Exercise task:
Identify each line containing the word "五类人员" and copy it.

Dataset records:
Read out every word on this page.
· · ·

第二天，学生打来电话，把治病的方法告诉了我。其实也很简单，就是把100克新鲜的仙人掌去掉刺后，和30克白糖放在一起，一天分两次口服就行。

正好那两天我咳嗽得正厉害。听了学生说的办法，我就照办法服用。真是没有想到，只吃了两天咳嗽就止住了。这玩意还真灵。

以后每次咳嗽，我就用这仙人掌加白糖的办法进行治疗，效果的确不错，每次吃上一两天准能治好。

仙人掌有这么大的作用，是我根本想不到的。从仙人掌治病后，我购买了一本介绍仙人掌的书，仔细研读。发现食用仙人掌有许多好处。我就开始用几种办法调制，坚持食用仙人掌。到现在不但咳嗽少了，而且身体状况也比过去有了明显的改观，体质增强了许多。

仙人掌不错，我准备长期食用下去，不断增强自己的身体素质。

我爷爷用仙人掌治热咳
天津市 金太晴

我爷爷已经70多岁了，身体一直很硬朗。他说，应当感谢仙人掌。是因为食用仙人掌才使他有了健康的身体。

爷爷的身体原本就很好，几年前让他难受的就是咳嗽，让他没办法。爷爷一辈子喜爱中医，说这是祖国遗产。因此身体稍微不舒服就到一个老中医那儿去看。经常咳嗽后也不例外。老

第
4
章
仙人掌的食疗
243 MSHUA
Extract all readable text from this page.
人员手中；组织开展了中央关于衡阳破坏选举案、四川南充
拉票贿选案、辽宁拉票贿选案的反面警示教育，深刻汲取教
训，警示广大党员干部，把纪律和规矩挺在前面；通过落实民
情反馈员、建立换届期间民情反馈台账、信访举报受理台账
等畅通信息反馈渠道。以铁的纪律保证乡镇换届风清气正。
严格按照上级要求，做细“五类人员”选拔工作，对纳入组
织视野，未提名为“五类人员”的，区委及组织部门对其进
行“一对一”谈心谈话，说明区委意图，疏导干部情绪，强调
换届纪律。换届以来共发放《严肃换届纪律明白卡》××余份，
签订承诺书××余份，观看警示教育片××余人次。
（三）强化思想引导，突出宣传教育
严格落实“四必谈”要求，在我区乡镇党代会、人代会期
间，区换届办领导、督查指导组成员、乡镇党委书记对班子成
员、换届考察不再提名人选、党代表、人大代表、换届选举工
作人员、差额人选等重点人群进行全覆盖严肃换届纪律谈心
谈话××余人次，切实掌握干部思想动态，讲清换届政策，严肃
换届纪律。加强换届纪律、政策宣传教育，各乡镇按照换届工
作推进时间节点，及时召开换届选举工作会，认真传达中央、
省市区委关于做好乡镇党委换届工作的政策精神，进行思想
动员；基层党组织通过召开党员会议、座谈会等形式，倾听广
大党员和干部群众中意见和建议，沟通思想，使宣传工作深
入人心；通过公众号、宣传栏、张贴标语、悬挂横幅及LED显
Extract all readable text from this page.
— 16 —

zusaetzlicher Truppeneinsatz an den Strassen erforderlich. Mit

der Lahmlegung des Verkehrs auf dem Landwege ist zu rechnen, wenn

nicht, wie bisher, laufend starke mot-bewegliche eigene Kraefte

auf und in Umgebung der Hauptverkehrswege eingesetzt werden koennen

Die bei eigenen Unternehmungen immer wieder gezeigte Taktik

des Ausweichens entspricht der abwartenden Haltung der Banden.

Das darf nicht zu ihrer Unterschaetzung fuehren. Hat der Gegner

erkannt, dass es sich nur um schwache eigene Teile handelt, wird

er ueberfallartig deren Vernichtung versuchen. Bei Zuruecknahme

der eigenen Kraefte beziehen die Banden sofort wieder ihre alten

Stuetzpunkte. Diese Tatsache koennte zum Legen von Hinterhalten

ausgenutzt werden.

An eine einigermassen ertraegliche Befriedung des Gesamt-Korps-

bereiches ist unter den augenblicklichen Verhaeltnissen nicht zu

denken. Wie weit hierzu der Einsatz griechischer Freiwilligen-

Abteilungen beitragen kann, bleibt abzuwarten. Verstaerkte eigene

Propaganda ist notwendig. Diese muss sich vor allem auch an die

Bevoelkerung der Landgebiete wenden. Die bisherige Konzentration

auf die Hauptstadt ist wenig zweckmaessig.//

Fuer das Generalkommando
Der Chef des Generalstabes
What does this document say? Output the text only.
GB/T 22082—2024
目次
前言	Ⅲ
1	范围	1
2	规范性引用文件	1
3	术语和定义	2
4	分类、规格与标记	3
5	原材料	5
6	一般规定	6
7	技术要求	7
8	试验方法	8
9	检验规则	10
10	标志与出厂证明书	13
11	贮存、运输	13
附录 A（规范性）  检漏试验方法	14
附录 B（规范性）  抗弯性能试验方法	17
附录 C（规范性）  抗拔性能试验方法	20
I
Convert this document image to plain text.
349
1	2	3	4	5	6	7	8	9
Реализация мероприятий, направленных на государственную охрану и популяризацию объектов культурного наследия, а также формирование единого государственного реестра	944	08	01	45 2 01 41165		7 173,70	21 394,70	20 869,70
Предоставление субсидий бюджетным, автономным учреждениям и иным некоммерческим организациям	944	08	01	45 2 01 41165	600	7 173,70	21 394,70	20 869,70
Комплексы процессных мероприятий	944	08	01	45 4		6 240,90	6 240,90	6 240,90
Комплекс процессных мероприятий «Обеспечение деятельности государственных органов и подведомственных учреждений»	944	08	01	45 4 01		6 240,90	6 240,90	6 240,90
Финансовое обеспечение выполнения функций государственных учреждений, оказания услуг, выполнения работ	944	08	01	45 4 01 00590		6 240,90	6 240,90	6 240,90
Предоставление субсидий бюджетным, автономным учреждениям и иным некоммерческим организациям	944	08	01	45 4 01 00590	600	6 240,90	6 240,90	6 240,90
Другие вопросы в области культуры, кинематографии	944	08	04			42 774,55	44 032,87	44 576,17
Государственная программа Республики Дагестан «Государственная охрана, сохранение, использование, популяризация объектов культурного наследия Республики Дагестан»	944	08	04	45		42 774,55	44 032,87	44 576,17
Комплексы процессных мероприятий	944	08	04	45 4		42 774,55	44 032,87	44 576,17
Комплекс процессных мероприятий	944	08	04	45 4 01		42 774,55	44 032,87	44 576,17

Result:
严格按照上级要求，做细“五类人员”选拔工作，对纳入组
织视野，未提名为“五类人员”的，区委及组织部门对其进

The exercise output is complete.